■ **Task description**: Return each entry exactly, omitting nothing.

■ **Supplied records**:
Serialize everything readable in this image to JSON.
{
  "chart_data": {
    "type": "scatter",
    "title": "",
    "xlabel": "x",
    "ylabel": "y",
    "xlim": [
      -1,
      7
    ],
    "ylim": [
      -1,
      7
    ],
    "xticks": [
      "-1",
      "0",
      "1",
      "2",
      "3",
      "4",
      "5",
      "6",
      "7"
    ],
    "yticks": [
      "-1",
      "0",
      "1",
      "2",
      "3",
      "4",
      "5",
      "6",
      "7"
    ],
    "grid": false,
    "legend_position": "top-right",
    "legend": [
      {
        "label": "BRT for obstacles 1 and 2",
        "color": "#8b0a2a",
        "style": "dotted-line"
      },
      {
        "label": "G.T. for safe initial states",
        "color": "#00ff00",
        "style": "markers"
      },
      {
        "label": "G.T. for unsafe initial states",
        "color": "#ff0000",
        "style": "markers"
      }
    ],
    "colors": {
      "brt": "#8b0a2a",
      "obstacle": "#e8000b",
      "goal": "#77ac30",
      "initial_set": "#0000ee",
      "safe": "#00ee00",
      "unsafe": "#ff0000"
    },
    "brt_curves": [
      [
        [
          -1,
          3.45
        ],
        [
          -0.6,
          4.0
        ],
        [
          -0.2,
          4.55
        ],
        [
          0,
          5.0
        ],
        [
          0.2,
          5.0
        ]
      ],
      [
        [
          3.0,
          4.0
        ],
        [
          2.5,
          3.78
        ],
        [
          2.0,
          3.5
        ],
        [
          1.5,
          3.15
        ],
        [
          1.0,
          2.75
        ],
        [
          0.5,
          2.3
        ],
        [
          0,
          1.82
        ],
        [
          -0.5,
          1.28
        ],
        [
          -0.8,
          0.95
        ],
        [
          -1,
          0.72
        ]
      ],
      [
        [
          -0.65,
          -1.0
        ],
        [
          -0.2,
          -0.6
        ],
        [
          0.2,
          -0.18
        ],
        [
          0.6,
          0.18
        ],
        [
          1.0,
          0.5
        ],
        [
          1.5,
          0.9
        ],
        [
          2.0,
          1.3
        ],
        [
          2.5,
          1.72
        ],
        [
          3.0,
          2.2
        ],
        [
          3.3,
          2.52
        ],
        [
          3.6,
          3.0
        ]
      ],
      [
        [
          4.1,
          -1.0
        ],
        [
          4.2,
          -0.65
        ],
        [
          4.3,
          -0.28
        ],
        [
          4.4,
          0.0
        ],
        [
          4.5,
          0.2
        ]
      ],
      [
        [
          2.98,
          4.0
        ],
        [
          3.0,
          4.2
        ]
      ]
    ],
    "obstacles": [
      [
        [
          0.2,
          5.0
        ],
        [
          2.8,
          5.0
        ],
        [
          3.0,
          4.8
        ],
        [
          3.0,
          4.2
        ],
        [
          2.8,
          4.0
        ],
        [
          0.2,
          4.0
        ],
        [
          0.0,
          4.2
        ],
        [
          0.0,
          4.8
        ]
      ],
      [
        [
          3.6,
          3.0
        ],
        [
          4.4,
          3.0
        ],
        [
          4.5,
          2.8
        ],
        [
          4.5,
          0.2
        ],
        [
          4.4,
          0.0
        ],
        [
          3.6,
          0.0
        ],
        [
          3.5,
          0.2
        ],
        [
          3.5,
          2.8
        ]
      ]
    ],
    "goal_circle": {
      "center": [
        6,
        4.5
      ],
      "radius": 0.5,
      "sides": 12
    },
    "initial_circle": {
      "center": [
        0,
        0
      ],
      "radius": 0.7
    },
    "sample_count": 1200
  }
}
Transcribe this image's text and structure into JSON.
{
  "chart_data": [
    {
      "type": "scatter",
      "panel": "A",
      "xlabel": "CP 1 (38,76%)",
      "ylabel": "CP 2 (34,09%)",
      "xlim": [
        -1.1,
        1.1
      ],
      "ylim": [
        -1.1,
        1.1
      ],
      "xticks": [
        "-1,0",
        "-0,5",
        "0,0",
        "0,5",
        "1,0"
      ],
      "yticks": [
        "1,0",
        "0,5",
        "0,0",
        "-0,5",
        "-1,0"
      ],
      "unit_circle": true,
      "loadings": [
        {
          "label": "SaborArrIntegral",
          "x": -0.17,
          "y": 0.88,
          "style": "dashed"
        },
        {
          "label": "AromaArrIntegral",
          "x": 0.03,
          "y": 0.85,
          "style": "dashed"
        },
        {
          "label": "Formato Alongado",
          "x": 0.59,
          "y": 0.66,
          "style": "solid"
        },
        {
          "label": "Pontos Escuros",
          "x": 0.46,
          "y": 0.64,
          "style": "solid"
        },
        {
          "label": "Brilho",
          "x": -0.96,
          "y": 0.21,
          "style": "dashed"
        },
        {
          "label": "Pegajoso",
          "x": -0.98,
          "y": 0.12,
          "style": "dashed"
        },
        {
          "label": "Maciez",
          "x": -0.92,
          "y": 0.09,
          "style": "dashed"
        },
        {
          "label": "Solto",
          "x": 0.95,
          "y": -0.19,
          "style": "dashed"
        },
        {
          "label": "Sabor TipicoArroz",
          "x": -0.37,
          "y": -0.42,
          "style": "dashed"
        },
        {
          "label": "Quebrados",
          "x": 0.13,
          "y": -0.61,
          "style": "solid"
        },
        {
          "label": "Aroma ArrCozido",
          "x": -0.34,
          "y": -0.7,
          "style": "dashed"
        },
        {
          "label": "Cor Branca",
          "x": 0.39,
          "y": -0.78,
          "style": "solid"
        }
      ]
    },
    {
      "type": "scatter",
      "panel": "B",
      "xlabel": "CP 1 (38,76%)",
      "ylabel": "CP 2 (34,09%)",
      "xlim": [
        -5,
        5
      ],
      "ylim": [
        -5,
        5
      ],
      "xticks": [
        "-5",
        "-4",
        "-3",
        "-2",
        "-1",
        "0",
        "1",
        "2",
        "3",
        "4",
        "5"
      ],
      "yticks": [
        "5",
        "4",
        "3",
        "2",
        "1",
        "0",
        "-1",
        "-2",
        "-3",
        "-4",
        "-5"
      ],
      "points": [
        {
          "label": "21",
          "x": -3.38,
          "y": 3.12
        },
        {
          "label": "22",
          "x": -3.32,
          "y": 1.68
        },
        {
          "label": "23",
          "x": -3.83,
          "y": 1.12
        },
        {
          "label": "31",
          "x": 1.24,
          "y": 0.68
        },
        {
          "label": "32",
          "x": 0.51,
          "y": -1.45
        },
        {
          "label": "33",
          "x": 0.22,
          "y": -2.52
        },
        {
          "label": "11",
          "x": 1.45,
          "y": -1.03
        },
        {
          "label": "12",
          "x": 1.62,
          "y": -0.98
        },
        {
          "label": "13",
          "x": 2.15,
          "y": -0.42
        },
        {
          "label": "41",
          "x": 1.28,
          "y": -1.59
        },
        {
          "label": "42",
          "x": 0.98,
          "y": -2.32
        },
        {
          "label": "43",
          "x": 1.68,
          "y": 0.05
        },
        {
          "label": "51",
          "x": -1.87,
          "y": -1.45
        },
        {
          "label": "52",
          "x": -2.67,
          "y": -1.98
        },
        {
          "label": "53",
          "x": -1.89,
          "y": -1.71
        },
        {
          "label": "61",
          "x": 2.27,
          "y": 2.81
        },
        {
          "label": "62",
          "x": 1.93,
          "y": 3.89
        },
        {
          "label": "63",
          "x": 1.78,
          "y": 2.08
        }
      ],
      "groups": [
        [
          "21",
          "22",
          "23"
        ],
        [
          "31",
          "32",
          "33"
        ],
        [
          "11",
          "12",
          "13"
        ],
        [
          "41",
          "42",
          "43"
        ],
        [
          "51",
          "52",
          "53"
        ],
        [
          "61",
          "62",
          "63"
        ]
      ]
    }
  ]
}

■ **Response**:
Serialize everything readable in this image to JSON.
{
  "chart_data": {
    "type": "scatter",
    "title": "",
    "xlabel": "x",
    "ylabel": "y",
    "xlim": [
      -1,
      7
    ],
    "ylim": [
      -1,
      7
    ],
    "xticks": [
      "-1",
      "0",
      "1",
      "2",
      "3",
      "4",
      "5",
      "6",
      "7"
    ],
    "yticks": [
      "-1",
      "0",
      "1",
      "2",
      "3",
      "4",
      "5",
      "6",
      "7"
    ],
    "grid": false,
    "legend_position": "top-right",
    "legend": [
      {
        "label": "BRT for obstacles 1 and 2",
        "color": "#8b0a2a",
        "style": "dotted-line"
      },
      {
        "label": "G.T. for safe initial states",
        "color": "#00ff00",
        "style": "markers"
      },
      {
        "label": "G.T. for unsafe initial states",
        "color": "#ff0000",
        "style": "markers"
      }
    ],
    "colors": {
      "brt": "#8b0a2a",
      "obstacle": "#e8000b",
      "goal": "#77ac30",
      "initial_set": "#0000ee",
      "safe": "#00ee00",
      "unsafe": "#ff0000"
    },
    "brt_curves": [
      [
        [
          -1,
          3.45
        ],
        [
          -0.6,
          4.0
        ],
        [
          -0.2,
          4.55
        ],
        [
          0,
          5.0
        ],
        [
          0.2,
          5.0
        ]
      ],
      [
        [
          3.0,
          4.0
        ],
        [
          2.5,
          3.78
        ],
        [
          2.0,
          3.5
        ],
        [
          1.5,
          3.15
        ],
        [
          1.0,
          2.75
        ],
        [
          0.5,
          2.3
        ],
        [
          0,
          1.82
        ],
        [
          -0.5,
          1.28
        ],
        [
          -0.8,
          0.95
        ],
        [
          -1,
          0.72
        ]
      ],
      [
        [
          -0.65,
          -1.0
        ],
        [
          -0.2,
          -0.6
        ],
        [
          0.2,
          -0.18
        ],
        [
          0.6,
          0.18
        ],
        [
          1.0,
          0.5
        ],
        [
          1.5,
          0.9
        ],
        [
          2.0,
          1.3
        ],
        [
          2.5,
          1.72
        ],
        [
          3.0,
          2.2
        ],
        [
          3.3,
          2.52
        ],
        [
          3.6,
          3.0
        ]
      ],
      [
        [
          4.1,
          -1.0
        ],
        [
          4.2,
          -0.65
        ],
        [
          4.3,
          -0.28
        ],
        [
          4.4,
          0.0
        ],
        [
          4.5,
          0.2
        ]
      ],
      [
        [
          2.98,
          4.0
        ],
        [
          3.0,
          4.2
        ]
      ]
    ],
    "obstacles": [
      [
        [
          0.2,
          5.0
        ],
        [
          2.8,
          5.0
        ],
        [
          3.0,
          4.8
        ],
        [
          3.0,
          4.2
        ],
        [
          2.8,
          4.0
        ],
        [
          0.2,
          4.0
        ],
        [
          0.0,
          4.2
        ],
        [
          0.0,
          4.8
        ]
      ],
      [
        [
          3.6,
          3.0
        ],
        [
          4.4,
          3.0
        ],
        [
          4.5,
          2.8
        ],
        [
          4.5,
          0.2
        ],
        [
          4.4,
          0.0
        ],
        [
          3.6,
          0.0
        ],
        [
          3.5,
          0.2
        ],
        [
          3.5,
          2.8
        ]
      ]
    ],
    "goal_circle": {
      "center": [
        6,
        4.5
      ],
      "radius": 0.5,
      "sides": 12
    },
    "initial_circle": {
      "center": [
        0,
        0
      ],
      "radius": 0.7
    },
    "sample_count": 1200
  }
}
Transcribe this image's text and structure into JSON.
{
  "chart_data": [
    {
      "type": "scatter",
      "panel": "A",
      "xlabel": "CP 1 (38,76%)",
      "ylabel": "CP 2 (34,09%)",
      "xlim": [
        -1.1,
        1.1
      ],
      "ylim": [
        -1.1,
        1.1
      ],
      "xticks": [
        "-1,0",
        "-0,5",
        "0,0",
        "0,5",
        "1,0"
      ],
      "yticks": [
        "1,0",
        "0,5",
        "0,0",
        "-0,5",
        "-1,0"
      ],
      "unit_circle": true,
      "loadings": [
        {
          "label": "SaborArrIntegral",
          "x": -0.17,
          "y": 0.88,
          "style": "dashed"
        },
        {
          "label": "AromaArrIntegral",
          "x": 0.03,
          "y": 0.85,
          "style": "dashed"
        },
        {
          "label": "Formato Alongado",
          "x": 0.59,
          "y": 0.66,
          "style": "solid"
        },
        {
          "label": "Pontos Escuros",
          "x": 0.46,
          "y": 0.64,
          "style": "solid"
        },
        {
          "label": "Brilho",
          "x": -0.96,
          "y": 0.21,
          "style": "dashed"
        },
        {
          "label": "Pegajoso",
          "x": -0.98,
          "y": 0.12,
          "style": "dashed"
        },
        {
          "label": "Maciez",
          "x": -0.92,
          "y": 0.09,
          "style": "dashed"
        },
        {
          "label": "Solto",
          "x": 0.95,
          "y": -0.19,
          "style": "dashed"
        },
        {
          "label": "Sabor TipicoArroz",
          "x": -0.37,
          "y": -0.42,
          "style": "dashed"
        },
        {
          "label": "Quebrados",
          "x": 0.13,
          "y": -0.61,
          "style": "solid"
        },
        {
          "label": "Aroma ArrCozido",
          "x": -0.34,
          "y": -0.7,
          "style": "dashed"
        },
        {
          "label": "Cor Branca",
          "x": 0.39,
          "y": -0.78,
          "style": "solid"
        }
      ]
    },
    {
      "type": "scatter",
      "panel": "B",
      "xlabel": "CP 1 (38,76%)",
      "ylabel": "CP 2 (34,09%)",
      "xlim": [
        -5,
        5
      ],
      "ylim": [
        -5,
        5
      ],
      "xticks": [
        "-5",
        "-4",
        "-3",
        "-2",
        "-1",
        "0",
        "1",
        "2",
        "3",
        "4",
        "5"
      ],
      "yticks": [
        "5",
        "4",
        "3",
        "2",
        "1",
        "0",
        "-1",
        "-2",
        "-3",
        "-4",
        "-5"
      ],
      "points": [
        {
          "label": "21",
          "x": -3.38,
          "y": 3.12
        },
        {
          "label": "22",
          "x": -3.32,
          "y": 1.68
        },
        {
          "label": "23",
          "x": -3.83,
          "y": 1.12
        },
        {
          "label": "31",
          "x": 1.24,
          "y": 0.68
        },
        {
          "label": "32",
          "x": 0.51,
          "y": -1.45
        },
        {
          "label": "33",
          "x": 0.22,
          "y": -2.52
        },
        {
          "label": "11",
          "x": 1.45,
          "y": -1.03
        },
        {
          "label": "12",
          "x": 1.62,
          "y": -0.98
        },
        {
          "label": "13",
          "x": 2.15,
          "y": -0.42
        },
        {
          "label": "41",
          "x": 1.28,
          "y": -1.59
        },
        {
          "label": "42",
          "x": 0.98,
          "y": -2.32
        },
        {
          "label": "43",
          "x": 1.68,
          "y": 0.05
        },
        {
          "label": "51",
          "x": -1.87,
          "y": -1.45
        },
        {
          "label": "52",
          "x": -2.67,
          "y": -1.98
        },
        {
          "label": "53",
          "x": -1.89,
          "y": -1.71
        },
        {
          "label": "61",
          "x": 2.27,
          "y": 2.81
        },
        {
          "label": "62",
          "x": 1.93,
          "y": 3.89
        },
        {
          "label": "63",
          "x": 1.78,
          "y": 2.08
        }
      ],
      "groups": [
        [
          "21",
          "22",
          "23"
        ],
        [
          "31",
          "32",
          "33"
        ],
        [
          "11",
          "12",
          "13"
        ],
        [
          "41",
          "42",
          "43"
        ],
        [
          "51",
          "52",
          "53"
        ],
        [
          "61",
          "62",
          "63"
        ]
      ]
    }
  ]
}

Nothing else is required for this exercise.